__Input data__:
'''
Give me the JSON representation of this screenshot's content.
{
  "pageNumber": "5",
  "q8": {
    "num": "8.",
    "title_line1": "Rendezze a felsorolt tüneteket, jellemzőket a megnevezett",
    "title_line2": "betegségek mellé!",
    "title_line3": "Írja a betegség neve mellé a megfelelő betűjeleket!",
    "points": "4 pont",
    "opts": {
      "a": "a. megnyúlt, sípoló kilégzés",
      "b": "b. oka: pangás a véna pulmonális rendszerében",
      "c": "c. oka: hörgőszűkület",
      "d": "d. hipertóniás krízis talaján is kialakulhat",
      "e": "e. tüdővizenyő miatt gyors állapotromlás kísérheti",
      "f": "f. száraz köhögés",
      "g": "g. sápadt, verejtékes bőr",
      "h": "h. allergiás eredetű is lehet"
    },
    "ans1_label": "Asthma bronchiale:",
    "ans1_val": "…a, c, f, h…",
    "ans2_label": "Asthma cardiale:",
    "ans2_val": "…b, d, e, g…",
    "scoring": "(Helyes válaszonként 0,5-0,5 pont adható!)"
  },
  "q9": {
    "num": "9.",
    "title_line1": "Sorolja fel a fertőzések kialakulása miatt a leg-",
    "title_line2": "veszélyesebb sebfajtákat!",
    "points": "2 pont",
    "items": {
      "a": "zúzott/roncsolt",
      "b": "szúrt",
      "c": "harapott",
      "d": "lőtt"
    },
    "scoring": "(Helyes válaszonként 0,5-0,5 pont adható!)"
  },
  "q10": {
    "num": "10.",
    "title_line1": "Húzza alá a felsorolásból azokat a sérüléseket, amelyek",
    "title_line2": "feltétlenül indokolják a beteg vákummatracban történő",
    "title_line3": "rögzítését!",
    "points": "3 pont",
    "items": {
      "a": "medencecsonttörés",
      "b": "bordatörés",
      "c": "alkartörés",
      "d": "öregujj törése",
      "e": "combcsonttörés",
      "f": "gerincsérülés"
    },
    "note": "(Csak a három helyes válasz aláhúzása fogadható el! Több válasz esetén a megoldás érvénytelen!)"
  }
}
'''
'''
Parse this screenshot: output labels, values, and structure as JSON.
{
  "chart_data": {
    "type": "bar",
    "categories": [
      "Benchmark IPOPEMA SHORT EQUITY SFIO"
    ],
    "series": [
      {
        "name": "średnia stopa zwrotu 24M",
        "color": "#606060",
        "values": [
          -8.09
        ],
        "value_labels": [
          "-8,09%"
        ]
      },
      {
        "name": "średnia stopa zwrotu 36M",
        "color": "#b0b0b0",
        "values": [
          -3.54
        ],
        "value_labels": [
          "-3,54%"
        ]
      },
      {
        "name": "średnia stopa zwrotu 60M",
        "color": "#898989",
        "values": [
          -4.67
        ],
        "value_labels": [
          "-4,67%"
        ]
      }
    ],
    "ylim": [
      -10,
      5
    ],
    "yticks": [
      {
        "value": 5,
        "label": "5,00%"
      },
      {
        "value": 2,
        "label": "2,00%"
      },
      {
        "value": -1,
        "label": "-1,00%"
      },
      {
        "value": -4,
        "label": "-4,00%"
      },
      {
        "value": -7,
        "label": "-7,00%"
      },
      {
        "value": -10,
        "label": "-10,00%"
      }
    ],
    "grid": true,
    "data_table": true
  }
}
'''
__Set problem__: Pick out the lines above containing the word "stopa", then copy them.

__Full answer__:
        "name": "średnia stopa zwrotu 24M",
        "name": "średnia stopa zwrotu 36M",
        "name": "średnia stopa zwrotu 60M",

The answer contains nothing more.